## Input for this task
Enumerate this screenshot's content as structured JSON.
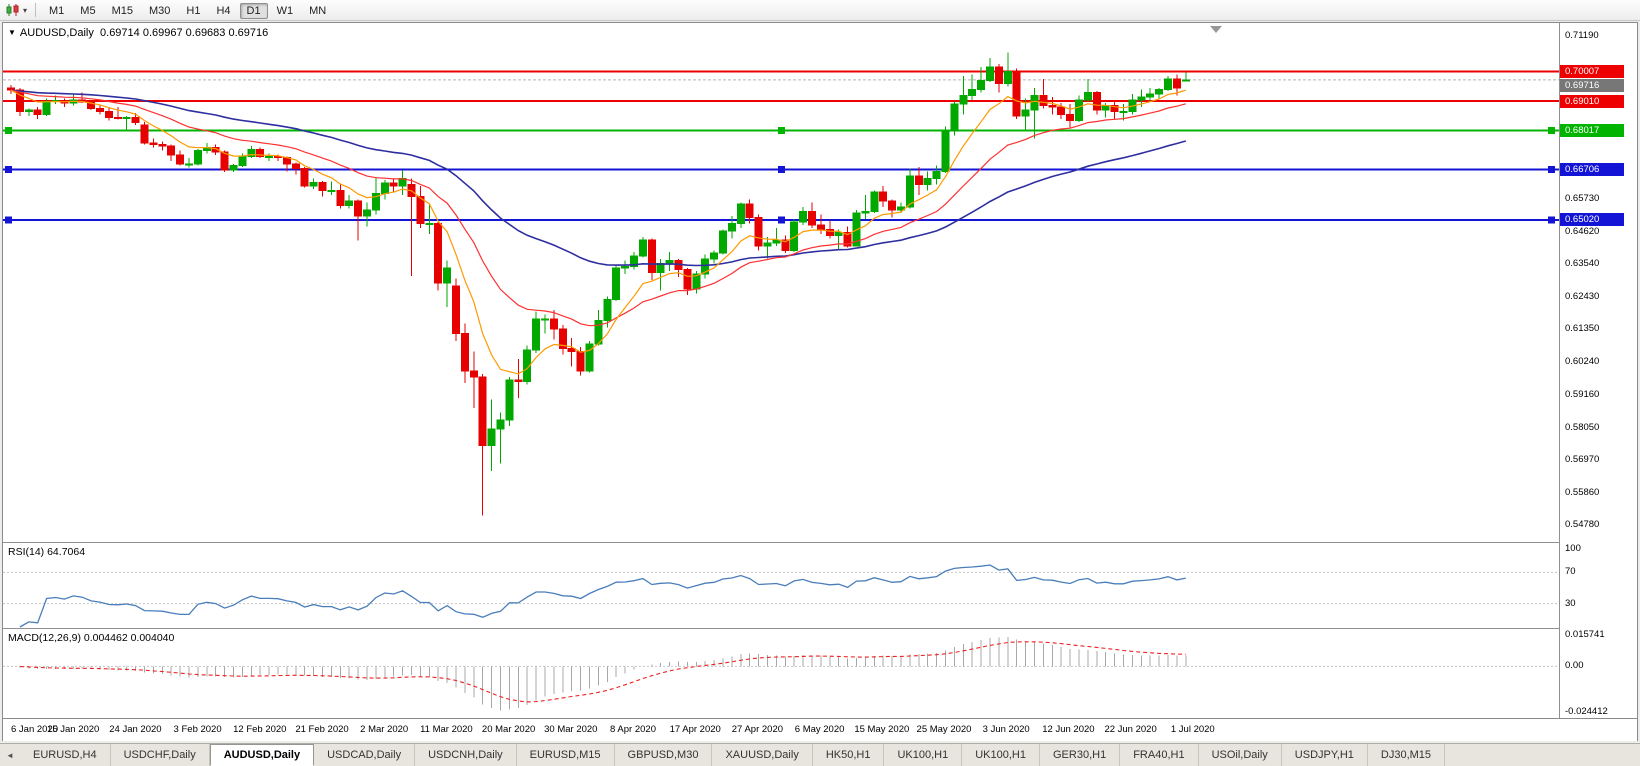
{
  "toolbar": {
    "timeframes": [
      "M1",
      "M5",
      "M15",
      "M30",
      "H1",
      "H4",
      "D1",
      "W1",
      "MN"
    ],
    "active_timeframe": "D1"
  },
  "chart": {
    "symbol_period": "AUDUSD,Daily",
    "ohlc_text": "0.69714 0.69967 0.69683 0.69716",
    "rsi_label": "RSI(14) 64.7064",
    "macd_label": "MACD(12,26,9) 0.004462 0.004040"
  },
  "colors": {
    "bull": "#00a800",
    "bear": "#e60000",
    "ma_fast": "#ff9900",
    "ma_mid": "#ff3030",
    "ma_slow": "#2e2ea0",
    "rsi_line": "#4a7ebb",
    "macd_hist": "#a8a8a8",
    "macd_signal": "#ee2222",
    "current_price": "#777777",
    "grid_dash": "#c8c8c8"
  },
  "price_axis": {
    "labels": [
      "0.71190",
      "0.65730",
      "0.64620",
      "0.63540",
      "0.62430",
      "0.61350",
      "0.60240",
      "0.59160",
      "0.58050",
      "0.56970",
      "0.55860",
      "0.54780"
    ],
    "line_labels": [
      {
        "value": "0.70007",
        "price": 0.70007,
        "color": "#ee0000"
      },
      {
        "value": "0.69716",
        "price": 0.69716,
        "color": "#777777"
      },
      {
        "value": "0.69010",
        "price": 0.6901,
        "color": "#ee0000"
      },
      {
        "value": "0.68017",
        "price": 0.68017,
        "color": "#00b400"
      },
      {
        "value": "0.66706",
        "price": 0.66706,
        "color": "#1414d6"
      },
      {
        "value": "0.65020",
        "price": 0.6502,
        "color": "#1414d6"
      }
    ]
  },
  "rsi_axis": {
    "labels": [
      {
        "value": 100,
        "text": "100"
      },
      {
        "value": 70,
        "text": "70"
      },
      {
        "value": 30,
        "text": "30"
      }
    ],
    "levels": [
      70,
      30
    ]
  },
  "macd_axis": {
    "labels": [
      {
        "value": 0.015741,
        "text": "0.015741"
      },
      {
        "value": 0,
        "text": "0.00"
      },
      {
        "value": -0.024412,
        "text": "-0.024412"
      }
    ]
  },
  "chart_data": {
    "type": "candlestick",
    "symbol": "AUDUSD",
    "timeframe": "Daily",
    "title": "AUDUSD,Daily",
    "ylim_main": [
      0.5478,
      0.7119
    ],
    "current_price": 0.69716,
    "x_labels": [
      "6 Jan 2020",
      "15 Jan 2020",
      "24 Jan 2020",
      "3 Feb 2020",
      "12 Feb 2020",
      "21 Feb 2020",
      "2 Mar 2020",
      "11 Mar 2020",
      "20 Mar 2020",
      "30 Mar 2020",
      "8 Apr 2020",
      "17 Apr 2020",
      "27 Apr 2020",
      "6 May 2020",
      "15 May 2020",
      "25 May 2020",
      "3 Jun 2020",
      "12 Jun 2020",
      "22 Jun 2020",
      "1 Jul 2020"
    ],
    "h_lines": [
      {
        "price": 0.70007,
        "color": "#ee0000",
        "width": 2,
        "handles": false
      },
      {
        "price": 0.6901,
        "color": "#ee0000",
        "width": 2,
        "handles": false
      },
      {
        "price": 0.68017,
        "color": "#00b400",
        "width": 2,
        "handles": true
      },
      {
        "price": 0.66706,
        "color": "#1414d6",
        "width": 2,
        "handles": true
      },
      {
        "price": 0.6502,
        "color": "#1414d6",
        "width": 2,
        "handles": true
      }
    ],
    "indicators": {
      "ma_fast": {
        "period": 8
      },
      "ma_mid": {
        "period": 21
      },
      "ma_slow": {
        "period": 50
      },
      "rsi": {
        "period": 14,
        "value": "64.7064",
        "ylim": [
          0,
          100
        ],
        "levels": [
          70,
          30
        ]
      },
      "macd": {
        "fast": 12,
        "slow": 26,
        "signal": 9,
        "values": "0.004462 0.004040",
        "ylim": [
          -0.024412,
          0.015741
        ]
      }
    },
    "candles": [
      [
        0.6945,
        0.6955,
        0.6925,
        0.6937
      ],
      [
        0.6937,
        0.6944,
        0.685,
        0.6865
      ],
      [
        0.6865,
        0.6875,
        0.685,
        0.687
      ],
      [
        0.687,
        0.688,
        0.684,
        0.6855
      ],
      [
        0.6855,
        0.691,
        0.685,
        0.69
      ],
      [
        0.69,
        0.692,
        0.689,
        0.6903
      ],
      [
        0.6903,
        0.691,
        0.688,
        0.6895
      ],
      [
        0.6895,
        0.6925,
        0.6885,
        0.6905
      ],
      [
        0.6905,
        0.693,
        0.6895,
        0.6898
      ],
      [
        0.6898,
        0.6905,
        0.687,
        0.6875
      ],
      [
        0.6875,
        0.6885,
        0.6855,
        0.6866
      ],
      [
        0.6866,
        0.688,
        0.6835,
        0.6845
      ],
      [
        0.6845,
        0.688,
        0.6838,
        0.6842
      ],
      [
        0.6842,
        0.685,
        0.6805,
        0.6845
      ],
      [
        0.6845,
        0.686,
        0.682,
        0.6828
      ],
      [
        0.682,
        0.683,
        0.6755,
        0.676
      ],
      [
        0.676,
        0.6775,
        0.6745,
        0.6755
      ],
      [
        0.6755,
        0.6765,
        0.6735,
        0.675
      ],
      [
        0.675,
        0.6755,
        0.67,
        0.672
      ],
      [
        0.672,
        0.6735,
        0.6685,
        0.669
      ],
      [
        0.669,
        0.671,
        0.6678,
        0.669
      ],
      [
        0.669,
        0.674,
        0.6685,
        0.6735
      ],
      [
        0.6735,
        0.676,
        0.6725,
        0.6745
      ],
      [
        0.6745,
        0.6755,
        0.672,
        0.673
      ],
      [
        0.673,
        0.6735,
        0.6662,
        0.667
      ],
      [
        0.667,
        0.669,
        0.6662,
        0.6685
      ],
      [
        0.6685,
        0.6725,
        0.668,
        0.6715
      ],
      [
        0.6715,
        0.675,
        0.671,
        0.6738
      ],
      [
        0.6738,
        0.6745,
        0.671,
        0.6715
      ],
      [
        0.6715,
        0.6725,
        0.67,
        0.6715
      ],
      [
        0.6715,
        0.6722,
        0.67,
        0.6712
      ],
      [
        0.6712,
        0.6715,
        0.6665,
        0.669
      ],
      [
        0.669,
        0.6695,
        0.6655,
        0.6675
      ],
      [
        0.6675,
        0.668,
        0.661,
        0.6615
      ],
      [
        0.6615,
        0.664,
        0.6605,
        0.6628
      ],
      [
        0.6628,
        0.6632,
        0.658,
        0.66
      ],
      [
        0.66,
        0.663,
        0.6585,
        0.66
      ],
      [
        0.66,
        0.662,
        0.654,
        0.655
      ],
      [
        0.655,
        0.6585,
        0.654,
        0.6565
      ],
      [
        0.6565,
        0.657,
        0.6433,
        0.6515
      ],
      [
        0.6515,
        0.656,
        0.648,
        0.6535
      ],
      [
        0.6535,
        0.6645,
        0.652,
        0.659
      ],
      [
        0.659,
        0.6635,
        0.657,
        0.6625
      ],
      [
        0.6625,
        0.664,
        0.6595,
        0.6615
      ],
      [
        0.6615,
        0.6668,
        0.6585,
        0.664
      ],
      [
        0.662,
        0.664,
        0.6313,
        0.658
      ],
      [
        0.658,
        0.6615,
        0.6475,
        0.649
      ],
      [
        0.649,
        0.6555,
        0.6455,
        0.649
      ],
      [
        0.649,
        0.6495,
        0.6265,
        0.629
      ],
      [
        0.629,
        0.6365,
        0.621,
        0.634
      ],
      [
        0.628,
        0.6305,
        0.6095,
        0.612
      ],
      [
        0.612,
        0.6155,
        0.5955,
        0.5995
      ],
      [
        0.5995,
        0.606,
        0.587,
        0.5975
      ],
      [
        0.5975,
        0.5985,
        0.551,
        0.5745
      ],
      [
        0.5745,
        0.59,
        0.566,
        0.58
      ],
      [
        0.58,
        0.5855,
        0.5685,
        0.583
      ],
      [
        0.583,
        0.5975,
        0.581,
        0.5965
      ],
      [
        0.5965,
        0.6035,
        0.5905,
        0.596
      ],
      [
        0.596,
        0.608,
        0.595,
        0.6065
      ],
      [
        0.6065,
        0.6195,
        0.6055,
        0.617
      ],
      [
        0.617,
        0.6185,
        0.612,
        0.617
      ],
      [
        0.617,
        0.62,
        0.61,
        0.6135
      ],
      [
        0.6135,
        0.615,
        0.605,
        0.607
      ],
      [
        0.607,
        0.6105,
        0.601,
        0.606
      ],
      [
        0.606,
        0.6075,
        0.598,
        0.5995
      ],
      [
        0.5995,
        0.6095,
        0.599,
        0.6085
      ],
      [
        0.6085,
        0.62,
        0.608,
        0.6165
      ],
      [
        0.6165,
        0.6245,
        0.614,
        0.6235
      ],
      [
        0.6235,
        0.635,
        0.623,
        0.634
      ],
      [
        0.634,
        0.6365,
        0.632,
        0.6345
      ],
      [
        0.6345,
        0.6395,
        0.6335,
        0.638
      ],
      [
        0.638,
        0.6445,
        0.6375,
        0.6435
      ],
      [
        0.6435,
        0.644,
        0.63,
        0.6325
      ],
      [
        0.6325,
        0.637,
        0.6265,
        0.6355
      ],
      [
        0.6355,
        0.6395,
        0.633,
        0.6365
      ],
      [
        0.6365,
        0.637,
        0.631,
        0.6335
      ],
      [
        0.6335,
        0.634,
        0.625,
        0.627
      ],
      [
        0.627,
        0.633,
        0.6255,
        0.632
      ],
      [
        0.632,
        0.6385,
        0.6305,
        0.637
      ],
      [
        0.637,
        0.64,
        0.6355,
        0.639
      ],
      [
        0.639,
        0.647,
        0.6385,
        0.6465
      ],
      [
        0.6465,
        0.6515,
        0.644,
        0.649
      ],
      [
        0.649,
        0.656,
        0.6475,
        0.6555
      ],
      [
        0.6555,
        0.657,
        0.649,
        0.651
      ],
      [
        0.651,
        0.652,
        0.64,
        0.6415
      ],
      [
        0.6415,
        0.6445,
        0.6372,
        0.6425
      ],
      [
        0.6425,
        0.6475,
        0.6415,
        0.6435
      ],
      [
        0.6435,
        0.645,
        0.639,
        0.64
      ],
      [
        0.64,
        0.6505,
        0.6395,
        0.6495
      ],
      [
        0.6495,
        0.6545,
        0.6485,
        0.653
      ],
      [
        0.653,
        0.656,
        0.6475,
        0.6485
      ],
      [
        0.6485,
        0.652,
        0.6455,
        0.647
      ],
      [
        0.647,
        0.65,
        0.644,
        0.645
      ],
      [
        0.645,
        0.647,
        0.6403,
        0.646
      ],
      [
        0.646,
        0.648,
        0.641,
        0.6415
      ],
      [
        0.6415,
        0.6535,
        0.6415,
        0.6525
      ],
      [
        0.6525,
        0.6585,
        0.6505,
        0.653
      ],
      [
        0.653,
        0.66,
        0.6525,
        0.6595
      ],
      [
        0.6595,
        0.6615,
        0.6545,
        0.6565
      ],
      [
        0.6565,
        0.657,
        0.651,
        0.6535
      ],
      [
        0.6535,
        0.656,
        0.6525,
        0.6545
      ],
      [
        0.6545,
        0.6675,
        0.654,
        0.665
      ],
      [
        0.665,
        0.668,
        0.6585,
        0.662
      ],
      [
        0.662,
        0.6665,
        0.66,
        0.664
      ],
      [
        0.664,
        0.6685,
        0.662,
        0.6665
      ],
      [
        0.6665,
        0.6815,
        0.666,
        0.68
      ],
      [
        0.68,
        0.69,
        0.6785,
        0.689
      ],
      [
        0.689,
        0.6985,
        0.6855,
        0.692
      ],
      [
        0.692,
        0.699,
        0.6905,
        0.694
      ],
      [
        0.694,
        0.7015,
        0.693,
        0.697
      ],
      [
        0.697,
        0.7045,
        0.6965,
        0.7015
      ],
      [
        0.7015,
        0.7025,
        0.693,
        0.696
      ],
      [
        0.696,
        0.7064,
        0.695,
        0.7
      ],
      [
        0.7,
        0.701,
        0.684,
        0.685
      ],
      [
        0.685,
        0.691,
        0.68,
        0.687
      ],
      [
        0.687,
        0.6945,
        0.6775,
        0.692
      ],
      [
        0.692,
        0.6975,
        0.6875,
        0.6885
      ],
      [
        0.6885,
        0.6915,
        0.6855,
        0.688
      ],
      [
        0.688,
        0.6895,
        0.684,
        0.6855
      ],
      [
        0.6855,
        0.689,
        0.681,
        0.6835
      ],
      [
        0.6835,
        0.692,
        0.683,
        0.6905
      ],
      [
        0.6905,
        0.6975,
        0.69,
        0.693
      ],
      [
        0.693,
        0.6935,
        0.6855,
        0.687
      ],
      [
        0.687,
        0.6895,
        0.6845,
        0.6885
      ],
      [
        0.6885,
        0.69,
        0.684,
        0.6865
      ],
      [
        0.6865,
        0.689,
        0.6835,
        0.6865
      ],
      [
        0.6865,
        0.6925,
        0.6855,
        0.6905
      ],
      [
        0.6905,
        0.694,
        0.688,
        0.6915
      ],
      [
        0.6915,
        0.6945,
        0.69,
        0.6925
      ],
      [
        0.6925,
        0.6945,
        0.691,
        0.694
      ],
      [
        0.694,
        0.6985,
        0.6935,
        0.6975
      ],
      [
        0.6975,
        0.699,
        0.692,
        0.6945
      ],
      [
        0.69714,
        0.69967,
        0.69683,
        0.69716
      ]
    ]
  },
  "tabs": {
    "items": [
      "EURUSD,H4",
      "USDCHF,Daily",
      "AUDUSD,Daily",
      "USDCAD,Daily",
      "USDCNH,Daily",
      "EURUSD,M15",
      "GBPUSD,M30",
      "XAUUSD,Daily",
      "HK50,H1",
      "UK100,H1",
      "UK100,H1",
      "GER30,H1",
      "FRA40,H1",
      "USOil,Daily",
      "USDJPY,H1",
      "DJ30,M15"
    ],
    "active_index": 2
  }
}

## Problem to work on
Find all lines with "AUDUSD" in them and copy each one.

## Task result
    "symbol_period": "AUDUSD,Daily",
    "symbol": "AUDUSD",
    "title": "AUDUSD,Daily",
      "AUDUSD,Daily",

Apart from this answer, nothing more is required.